▶ **DATA LINES**
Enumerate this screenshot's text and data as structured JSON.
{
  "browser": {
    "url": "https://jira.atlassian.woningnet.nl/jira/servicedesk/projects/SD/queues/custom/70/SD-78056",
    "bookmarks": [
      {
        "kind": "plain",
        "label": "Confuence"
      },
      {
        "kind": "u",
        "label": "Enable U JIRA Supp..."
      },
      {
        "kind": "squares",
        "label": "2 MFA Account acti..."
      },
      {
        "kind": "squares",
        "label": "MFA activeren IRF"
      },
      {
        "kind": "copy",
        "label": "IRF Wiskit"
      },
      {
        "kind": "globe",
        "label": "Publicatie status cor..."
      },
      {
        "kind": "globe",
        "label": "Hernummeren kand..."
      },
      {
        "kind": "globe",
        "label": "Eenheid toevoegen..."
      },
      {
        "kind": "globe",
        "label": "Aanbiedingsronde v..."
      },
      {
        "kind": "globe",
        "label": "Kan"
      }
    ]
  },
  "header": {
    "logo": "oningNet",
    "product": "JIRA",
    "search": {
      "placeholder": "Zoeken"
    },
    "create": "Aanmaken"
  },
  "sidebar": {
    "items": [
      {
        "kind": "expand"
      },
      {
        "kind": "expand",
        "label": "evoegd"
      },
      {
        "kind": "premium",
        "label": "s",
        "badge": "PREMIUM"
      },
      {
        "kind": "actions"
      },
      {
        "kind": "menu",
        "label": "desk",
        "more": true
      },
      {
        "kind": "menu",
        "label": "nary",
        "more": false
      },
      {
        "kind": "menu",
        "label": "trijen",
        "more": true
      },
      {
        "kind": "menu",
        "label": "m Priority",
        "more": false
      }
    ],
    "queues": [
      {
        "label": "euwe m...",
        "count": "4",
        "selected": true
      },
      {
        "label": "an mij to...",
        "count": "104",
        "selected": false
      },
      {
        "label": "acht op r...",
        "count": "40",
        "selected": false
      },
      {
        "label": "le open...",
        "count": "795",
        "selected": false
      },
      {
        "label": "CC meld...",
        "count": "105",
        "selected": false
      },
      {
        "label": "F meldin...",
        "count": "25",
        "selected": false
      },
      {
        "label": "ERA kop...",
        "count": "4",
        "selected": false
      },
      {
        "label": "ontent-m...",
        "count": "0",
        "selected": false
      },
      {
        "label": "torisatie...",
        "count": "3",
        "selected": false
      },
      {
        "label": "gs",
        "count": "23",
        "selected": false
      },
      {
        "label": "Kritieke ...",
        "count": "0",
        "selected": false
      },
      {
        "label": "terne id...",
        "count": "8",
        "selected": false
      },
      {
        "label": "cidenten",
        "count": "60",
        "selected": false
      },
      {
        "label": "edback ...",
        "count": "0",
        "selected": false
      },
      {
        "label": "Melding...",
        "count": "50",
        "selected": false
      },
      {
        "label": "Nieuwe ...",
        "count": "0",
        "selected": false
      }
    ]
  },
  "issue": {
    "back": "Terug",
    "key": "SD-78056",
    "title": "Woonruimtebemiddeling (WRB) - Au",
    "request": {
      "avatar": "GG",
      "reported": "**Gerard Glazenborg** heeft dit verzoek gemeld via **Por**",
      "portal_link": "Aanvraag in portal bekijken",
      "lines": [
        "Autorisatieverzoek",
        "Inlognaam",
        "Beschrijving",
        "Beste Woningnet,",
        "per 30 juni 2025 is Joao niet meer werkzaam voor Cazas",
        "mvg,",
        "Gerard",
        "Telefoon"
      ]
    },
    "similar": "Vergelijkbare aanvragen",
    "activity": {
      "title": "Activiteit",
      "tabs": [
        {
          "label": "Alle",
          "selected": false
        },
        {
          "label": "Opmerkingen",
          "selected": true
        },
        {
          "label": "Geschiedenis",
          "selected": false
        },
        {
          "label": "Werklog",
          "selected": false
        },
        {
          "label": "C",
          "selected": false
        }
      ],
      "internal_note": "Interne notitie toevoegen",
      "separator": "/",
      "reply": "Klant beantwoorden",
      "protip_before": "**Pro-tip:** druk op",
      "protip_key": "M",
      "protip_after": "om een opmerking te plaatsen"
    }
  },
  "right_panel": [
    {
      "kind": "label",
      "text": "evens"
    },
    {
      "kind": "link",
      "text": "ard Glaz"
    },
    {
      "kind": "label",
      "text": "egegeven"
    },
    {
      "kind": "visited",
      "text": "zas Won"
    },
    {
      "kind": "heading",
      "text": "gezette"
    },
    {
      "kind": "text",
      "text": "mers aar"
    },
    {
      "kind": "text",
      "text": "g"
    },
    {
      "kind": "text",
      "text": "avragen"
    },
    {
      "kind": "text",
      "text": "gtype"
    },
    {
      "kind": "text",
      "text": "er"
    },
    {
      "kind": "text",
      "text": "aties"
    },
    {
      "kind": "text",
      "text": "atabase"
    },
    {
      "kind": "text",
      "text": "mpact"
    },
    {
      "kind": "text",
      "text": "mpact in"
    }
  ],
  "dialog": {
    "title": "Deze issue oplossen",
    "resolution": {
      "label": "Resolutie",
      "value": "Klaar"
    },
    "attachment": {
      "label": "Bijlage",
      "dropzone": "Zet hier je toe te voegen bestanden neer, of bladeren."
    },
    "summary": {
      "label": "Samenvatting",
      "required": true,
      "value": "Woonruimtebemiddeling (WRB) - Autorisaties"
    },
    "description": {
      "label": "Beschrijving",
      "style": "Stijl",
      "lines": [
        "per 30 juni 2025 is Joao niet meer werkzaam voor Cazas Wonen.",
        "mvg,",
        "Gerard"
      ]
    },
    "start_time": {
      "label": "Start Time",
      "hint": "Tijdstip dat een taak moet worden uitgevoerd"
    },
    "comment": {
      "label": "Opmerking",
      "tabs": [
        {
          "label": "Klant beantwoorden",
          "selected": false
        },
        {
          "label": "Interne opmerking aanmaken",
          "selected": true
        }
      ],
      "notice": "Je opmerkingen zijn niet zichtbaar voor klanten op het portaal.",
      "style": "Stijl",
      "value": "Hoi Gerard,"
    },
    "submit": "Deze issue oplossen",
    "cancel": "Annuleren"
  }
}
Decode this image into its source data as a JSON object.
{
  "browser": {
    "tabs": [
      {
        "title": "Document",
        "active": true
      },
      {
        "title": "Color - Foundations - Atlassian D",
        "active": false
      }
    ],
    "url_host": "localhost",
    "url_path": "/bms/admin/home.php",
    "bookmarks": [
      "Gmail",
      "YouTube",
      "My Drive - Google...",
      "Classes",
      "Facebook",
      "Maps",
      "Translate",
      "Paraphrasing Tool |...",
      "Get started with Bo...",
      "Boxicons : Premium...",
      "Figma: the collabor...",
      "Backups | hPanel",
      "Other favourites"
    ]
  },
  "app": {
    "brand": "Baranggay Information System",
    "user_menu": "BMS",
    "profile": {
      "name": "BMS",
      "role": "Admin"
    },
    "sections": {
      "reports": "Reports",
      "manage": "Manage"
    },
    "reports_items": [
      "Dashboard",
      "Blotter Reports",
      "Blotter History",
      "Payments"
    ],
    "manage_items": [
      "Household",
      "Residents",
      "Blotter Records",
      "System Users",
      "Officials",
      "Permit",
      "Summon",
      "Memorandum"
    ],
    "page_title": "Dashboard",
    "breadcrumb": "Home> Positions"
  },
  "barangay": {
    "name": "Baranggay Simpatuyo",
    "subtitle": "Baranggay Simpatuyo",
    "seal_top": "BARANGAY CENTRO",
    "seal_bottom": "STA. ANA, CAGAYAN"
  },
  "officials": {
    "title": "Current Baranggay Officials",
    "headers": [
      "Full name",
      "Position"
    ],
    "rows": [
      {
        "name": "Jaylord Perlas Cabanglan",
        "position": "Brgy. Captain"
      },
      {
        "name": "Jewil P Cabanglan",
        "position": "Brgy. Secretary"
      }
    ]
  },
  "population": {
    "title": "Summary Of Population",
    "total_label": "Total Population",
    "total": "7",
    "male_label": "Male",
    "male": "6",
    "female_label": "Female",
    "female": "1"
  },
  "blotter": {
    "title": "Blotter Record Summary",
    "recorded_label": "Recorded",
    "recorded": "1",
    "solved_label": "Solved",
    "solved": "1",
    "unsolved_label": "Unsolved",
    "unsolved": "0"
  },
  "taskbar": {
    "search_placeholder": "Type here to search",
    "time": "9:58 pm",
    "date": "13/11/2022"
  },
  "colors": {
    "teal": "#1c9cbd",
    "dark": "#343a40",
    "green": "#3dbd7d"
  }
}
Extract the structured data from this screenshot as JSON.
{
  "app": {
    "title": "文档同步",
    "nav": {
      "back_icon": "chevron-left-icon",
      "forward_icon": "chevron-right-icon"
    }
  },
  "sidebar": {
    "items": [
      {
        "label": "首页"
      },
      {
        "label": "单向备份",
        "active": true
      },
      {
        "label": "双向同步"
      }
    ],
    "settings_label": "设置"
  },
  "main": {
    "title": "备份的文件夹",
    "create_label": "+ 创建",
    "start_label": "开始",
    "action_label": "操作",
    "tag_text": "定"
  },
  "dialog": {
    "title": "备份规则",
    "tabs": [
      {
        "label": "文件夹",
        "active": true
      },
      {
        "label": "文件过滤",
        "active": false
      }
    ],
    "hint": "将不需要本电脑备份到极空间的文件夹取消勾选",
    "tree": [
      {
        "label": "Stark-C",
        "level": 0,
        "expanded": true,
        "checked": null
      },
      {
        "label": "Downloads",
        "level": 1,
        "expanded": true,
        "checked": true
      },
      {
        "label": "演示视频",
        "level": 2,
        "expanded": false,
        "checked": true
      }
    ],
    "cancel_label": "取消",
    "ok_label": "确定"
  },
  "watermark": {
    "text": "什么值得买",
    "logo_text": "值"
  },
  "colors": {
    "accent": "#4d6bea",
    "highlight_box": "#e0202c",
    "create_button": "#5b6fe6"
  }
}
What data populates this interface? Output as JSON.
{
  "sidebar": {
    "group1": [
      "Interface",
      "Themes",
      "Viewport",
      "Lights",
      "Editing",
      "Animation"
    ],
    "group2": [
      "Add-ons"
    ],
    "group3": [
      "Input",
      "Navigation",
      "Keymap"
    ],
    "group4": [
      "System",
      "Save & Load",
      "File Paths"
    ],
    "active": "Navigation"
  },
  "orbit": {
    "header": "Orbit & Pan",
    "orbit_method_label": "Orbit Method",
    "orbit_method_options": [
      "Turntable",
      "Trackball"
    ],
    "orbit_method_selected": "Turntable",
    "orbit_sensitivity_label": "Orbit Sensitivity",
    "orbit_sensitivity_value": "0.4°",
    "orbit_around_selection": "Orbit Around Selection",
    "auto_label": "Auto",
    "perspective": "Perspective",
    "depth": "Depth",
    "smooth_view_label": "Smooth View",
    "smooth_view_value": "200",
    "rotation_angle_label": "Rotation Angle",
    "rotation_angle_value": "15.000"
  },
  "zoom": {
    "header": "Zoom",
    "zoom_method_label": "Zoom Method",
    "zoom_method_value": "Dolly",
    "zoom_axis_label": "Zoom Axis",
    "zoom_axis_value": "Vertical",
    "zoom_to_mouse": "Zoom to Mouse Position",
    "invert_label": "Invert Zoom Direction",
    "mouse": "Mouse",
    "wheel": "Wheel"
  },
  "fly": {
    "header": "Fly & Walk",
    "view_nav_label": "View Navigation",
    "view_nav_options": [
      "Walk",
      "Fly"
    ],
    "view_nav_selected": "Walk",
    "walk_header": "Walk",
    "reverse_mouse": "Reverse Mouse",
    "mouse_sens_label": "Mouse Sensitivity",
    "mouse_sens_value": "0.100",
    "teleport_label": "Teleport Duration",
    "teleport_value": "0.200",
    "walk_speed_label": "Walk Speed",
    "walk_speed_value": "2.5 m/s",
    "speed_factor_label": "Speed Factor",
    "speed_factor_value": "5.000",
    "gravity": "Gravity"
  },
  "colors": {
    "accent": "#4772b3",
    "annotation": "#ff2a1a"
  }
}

▶ **TASK DIRECTIONS**
In the entries above, locate every line with the word "chevron" and copy it.

▶ **ANSWER**
      "back_icon": "chevron-left-icon",
      "forward_icon": "chevron-right-icon"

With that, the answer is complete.